| EXTRACTED ENTRIES |

════════════════

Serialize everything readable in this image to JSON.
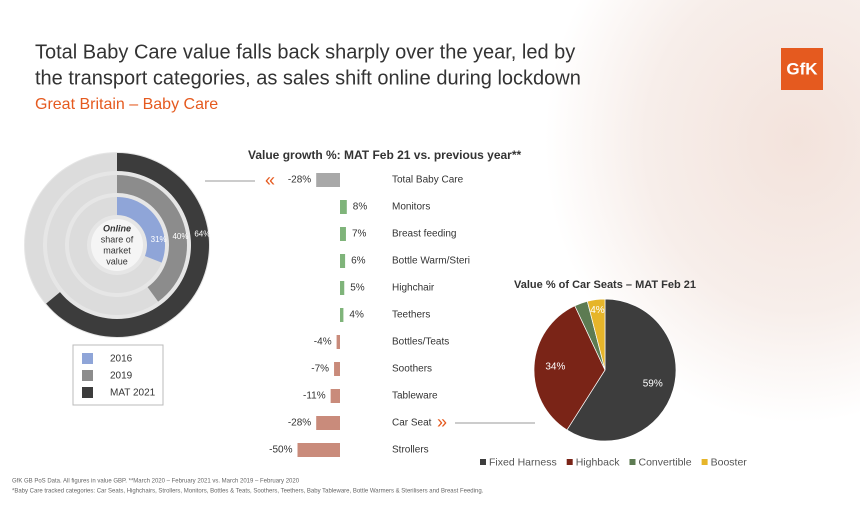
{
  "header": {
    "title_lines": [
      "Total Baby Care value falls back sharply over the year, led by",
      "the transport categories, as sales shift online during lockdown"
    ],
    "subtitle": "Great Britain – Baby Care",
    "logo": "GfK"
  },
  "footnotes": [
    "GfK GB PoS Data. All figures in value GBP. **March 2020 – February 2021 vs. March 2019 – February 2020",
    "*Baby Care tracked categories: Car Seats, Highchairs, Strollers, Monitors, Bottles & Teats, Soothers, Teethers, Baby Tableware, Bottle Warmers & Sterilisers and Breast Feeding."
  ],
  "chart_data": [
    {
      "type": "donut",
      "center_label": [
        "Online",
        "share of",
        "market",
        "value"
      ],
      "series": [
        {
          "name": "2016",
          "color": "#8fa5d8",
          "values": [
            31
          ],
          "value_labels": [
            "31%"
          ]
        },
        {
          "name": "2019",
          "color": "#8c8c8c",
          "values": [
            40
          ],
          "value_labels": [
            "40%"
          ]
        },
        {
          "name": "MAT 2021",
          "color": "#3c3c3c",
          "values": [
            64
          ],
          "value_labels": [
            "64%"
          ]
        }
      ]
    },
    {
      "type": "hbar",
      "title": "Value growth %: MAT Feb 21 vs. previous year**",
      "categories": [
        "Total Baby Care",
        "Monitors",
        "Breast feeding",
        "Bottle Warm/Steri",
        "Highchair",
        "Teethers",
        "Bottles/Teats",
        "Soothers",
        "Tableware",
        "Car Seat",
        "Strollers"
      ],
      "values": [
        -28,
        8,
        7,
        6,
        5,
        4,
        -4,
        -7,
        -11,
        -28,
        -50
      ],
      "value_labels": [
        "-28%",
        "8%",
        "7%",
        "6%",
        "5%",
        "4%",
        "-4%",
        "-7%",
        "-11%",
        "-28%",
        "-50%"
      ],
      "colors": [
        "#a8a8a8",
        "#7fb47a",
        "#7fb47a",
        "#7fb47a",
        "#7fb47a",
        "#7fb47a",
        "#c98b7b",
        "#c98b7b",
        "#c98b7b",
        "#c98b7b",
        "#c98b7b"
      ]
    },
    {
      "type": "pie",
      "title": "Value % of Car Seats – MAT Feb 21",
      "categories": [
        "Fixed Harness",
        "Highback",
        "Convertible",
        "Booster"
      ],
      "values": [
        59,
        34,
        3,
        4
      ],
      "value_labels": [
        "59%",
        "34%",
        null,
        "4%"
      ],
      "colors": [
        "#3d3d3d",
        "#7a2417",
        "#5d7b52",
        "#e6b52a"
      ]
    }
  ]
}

════════════════

Omit the pictures, then quote the rest of the material above exactly.

Serialize everything readable in this image to JSON.
{
  "header": {
    "title_lines": [
      "Total Baby Care value falls back sharply over the year, led by",
      "the transport categories, as sales shift online during lockdown"
    ],
    "subtitle": "Great Britain – Baby Care",
    "logo": "GfK"
  },
  "footnotes": [
    "GfK GB PoS Data. All figures in value GBP. **March 2020 – February 2021 vs. March 2019 – February 2020",
    "*Baby Care tracked categories: Car Seats, Highchairs, Strollers, Monitors, Bottles & Teats, Soothers, Teethers, Baby Tableware, Bottle Warmers & Sterilisers and Breast Feeding."
  ],
  "chart_data": [
    {
      "type": "donut",
      "center_label": [
        "Online",
        "share of",
        "market",
        "value"
      ],
      "series": [
        {
          "name": "2016",
          "color": "#8fa5d8",
          "values": [
            31
          ],
          "value_labels": [
            "31%"
          ]
        },
        {
          "name": "2019",
          "color": "#8c8c8c",
          "values": [
            40
          ],
          "value_labels": [
            "40%"
          ]
        },
        {
          "name": "MAT 2021",
          "color": "#3c3c3c",
          "values": [
            64
          ],
          "value_labels": [
            "64%"
          ]
        }
      ]
    },
    {
      "type": "hbar",
      "title": "Value growth %: MAT Feb 21 vs. previous year**",
      "categories": [
        "Total Baby Care",
        "Monitors",
        "Breast feeding",
        "Bottle Warm/Steri",
        "Highchair",
        "Teethers",
        "Bottles/Teats",
        "Soothers",
        "Tableware",
        "Car Seat",
        "Strollers"
      ],
      "values": [
        -28,
        8,
        7,
        6,
        5,
        4,
        -4,
        -7,
        -11,
        -28,
        -50
      ],
      "value_labels": [
        "-28%",
        "8%",
        "7%",
        "6%",
        "5%",
        "4%",
        "-4%",
        "-7%",
        "-11%",
        "-28%",
        "-50%"
      ],
      "colors": [
        "#a8a8a8",
        "#7fb47a",
        "#7fb47a",
        "#7fb47a",
        "#7fb47a",
        "#7fb47a",
        "#c98b7b",
        "#c98b7b",
        "#c98b7b",
        "#c98b7b",
        "#c98b7b"
      ]
    },
    {
      "type": "pie",
      "title": "Value % of Car Seats – MAT Feb 21",
      "categories": [
        "Fixed Harness",
        "Highback",
        "Convertible",
        "Booster"
      ],
      "values": [
        59,
        34,
        3,
        4
      ],
      "value_labels": [
        "59%",
        "34%",
        null,
        "4%"
      ],
      "colors": [
        "#3d3d3d",
        "#7a2417",
        "#5d7b52",
        "#e6b52a"
      ]
    }
  ]
}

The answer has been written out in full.